# PASSAGE PROVIDED
—————

Hockey University

Gilles McTavish was a promising young hockey player, identified at age seven playing in the Tim Horton’s league. His coaches said he was one of the best they’d ever seen. He paid close attention to instruction and could parrot back everything he was told, word for word. Bright boy indeed.

As you can imagine, his parents were intensely proud of their little prodigy and began to invest all kinds of time and money into developing Gilles. After-school classes and summer camp – nothing was too good for their boy.

And so it was in due course he went off to Hockey University to earn his National Hockey League certification. Over the next four years he applied himself well, never missed a class, and aced every exam. He took awards for his marks in Hockey History, The Psychology of Goaltending, Anatomy and Physiology for Athletes, and published an award-winning article entitled, “Equity and Diversity Issues in the NHL”.

The program was rigorous and demanding, but he aced every exam and finally, after all the time, money, and effort, received a ribbon-festooned certificate declaring him eligible to play in any professional hockey league in the world.

Based on his marks and his awards, every team in the League tried to recruit him, with the usual salary offers, shiny new cars, and signing bonuses. Toronto, hoping to clinch its first Stanley Cup in centuries, was the lucky winner.

—————

Items listed in a dataset
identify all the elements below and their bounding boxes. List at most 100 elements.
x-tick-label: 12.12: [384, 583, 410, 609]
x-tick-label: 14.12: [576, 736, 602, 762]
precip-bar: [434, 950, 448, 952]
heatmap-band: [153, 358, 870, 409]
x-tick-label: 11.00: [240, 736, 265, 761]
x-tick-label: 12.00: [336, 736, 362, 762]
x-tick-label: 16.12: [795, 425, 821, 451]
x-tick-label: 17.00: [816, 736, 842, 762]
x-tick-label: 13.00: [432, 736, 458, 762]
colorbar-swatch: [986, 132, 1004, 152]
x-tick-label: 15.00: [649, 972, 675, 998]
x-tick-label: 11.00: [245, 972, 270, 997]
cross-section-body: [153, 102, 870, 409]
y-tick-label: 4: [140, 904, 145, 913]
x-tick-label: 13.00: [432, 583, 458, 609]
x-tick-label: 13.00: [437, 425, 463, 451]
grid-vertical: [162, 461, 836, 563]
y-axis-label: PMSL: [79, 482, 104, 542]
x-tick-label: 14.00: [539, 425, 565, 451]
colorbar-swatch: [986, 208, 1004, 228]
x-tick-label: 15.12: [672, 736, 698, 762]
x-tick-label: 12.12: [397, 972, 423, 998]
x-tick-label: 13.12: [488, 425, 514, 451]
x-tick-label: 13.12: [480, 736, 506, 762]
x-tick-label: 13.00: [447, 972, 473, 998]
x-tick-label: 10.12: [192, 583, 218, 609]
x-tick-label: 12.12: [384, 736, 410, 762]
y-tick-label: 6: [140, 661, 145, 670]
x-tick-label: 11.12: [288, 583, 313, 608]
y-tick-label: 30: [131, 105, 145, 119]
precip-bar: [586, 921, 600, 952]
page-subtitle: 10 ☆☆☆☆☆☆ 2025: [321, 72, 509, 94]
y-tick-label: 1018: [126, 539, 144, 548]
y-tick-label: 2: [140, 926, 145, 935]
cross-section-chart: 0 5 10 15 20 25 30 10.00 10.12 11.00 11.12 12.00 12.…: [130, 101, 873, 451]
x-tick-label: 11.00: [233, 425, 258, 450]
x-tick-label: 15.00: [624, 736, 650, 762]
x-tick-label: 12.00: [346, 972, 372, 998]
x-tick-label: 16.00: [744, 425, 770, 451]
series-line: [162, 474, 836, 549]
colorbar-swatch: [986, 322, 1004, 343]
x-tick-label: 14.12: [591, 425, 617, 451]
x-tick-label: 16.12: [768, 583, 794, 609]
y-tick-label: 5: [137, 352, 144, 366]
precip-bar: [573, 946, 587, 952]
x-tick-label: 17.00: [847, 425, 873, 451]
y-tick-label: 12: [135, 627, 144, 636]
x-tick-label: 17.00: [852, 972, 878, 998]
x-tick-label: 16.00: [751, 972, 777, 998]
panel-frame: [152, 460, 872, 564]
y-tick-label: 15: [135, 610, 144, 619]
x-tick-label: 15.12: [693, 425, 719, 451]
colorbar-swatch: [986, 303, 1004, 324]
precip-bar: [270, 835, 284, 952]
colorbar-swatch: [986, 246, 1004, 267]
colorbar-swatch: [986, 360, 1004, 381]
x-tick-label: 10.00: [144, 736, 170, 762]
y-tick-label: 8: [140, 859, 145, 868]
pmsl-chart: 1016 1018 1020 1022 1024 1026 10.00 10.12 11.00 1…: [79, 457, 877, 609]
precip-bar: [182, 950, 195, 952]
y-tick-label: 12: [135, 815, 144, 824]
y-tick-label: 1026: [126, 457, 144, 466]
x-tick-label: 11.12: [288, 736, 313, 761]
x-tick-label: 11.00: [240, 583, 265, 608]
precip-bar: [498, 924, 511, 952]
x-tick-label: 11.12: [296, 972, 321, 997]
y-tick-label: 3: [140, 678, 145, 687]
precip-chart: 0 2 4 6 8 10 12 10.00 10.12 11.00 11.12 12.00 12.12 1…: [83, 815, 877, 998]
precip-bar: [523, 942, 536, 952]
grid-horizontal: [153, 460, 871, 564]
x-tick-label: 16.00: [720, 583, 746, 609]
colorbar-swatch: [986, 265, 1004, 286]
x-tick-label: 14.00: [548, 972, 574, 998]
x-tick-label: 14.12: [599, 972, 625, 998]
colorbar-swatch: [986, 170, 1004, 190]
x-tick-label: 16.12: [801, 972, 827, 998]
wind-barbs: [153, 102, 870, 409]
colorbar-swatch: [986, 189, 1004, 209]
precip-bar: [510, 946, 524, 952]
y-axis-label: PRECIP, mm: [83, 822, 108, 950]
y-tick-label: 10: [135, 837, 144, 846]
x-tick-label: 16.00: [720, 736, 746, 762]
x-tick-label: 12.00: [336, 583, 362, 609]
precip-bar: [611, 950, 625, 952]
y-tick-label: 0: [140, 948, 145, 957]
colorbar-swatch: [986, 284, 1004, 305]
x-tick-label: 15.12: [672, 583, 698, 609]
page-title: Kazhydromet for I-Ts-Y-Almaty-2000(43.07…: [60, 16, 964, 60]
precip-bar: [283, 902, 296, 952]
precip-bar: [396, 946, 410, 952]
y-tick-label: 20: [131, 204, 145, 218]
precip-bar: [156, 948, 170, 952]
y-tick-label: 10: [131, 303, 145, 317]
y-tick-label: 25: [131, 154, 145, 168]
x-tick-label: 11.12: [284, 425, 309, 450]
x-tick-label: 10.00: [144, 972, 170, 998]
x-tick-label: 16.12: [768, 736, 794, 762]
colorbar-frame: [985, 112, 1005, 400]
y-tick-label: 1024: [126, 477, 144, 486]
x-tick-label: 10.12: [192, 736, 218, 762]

—————

# ASSIGNMENT
In the hockey passage, which team won the effort to recruit Gilles McTavish?

# OUTPUT OF THE TASK
Toronto won, hoping to clinch its first Stanley Cup in centuries.